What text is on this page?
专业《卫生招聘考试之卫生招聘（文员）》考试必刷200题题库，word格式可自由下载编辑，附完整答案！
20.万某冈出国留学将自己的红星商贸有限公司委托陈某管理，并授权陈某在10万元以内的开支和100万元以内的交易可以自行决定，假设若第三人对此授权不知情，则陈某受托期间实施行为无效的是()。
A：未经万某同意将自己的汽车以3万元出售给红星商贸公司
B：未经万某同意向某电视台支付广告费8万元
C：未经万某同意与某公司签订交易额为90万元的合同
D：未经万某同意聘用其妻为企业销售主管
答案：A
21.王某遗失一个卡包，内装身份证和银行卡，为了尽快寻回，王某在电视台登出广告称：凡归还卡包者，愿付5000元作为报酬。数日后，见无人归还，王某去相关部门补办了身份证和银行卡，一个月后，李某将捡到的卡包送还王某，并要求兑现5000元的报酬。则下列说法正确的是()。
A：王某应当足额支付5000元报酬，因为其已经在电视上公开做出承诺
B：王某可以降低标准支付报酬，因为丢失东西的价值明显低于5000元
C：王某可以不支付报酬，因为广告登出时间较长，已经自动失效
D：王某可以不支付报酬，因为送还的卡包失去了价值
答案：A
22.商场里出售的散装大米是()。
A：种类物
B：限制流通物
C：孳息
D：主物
****************
Transcribe the full listing above without leaving anything out.

What text is on this page?
专业《卫生招聘考试之卫生招聘（文员）》考试必刷200题题库，word格式可自由下载编辑，附完整答案！
20.万某冈出国留学将自己的红星商贸有限公司委托陈某管理，并授权陈某在10万元以内的开支和100万元以内的交易可以自行决定，假设若第三人对此授权不知情，则陈某受托期间实施行为无效的是()。
A：未经万某同意将自己的汽车以3万元出售给红星商贸公司
B：未经万某同意向某电视台支付广告费8万元
C：未经万某同意与某公司签订交易额为90万元的合同
D：未经万某同意聘用其妻为企业销售主管
答案：A
21.王某遗失一个卡包，内装身份证和银行卡，为了尽快寻回，王某在电视台登出广告称：凡归还卡包者，愿付5000元作为报酬。数日后，见无人归还，王某去相关部门补办了身份证和银行卡，一个月后，李某将捡到的卡包送还王某，并要求兑现5000元的报酬。则下列说法正确的是()。
A：王某应当足额支付5000元报酬，因为其已经在电视上公开做出承诺
B：王某可以降低标准支付报酬，因为丢失东西的价值明显低于5000元
C：王某可以不支付报酬，因为广告登出时间较长，已经自动失效
D：王某可以不支付报酬，因为送还的卡包失去了价值
答案：A
22.商场里出售的散装大米是()。
A：种类物
B：限制流通物
C：孳息
D：主物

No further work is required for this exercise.